* Start Material for this exercise *

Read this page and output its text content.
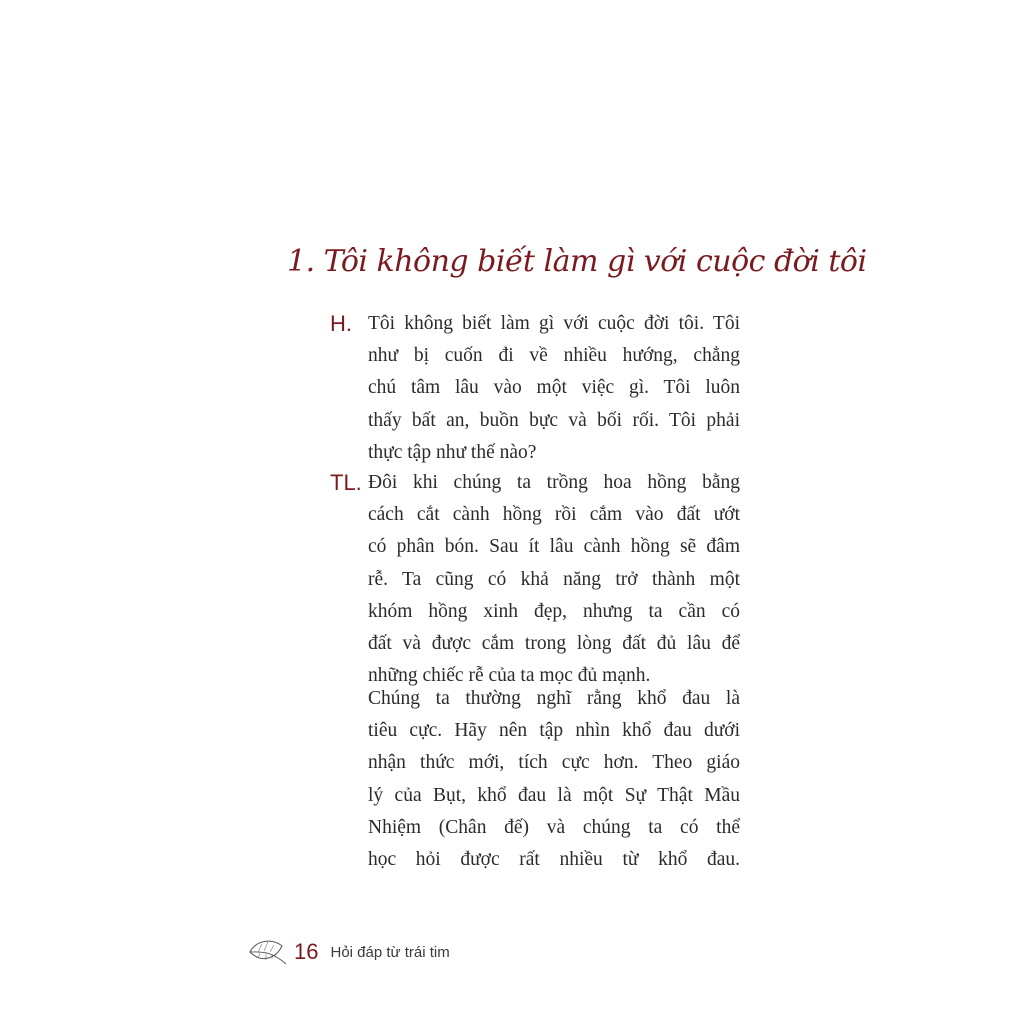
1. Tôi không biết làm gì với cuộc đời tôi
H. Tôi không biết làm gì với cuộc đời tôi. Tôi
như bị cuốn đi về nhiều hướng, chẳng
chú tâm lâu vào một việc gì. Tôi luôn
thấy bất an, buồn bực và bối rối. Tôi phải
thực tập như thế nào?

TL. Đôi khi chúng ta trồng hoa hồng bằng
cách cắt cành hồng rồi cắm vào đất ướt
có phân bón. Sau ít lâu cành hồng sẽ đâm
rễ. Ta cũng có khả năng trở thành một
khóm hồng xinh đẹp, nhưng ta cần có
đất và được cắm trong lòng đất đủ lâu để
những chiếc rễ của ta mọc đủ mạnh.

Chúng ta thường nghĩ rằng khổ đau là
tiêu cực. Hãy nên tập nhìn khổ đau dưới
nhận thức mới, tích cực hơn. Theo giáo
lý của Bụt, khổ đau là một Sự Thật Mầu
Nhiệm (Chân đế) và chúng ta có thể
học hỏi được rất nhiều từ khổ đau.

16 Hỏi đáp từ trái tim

* End Material for this exercise *
* Start Material for this exercise *

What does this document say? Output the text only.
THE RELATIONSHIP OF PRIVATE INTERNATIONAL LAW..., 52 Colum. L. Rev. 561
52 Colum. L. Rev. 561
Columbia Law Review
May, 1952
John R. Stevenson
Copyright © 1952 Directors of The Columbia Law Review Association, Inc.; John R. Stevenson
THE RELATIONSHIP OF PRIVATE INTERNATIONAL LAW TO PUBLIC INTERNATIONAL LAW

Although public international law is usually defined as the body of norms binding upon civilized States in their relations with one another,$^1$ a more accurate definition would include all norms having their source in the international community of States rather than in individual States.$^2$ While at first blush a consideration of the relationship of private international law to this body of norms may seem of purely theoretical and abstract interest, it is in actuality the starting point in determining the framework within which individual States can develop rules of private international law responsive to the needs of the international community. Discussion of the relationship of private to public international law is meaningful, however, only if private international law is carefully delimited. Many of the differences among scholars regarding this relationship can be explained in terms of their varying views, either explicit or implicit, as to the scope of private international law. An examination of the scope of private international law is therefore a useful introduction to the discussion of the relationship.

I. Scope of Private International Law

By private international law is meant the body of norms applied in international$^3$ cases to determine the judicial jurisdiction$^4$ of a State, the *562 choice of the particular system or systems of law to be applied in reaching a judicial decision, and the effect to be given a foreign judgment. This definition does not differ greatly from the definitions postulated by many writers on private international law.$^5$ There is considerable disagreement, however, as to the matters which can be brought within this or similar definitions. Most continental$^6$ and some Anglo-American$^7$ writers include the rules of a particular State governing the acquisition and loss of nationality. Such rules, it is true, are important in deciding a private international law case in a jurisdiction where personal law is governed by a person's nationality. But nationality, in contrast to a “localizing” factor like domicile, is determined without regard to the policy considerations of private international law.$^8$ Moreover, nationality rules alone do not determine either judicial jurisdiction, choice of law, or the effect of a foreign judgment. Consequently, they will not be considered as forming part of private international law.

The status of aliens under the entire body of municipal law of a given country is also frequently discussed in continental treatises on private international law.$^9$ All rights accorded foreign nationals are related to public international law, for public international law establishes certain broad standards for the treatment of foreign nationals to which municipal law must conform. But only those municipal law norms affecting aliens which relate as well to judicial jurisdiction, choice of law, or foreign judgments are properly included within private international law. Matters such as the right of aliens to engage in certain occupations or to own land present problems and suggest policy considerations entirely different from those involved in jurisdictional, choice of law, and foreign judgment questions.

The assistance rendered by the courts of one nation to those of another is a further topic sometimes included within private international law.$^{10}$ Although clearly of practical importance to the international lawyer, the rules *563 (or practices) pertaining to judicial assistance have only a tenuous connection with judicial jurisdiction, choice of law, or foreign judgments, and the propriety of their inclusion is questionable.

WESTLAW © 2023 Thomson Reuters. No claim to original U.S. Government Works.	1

* End Material for this exercise *

◆ Stated goal: Filter the listing for the word "Stevenson" and copy every line that holds it.

◆ Result:
John R. Stevenson
Copyright © 1952 Directors of The Columbia Law Review Association, Inc.; John R. Stevenson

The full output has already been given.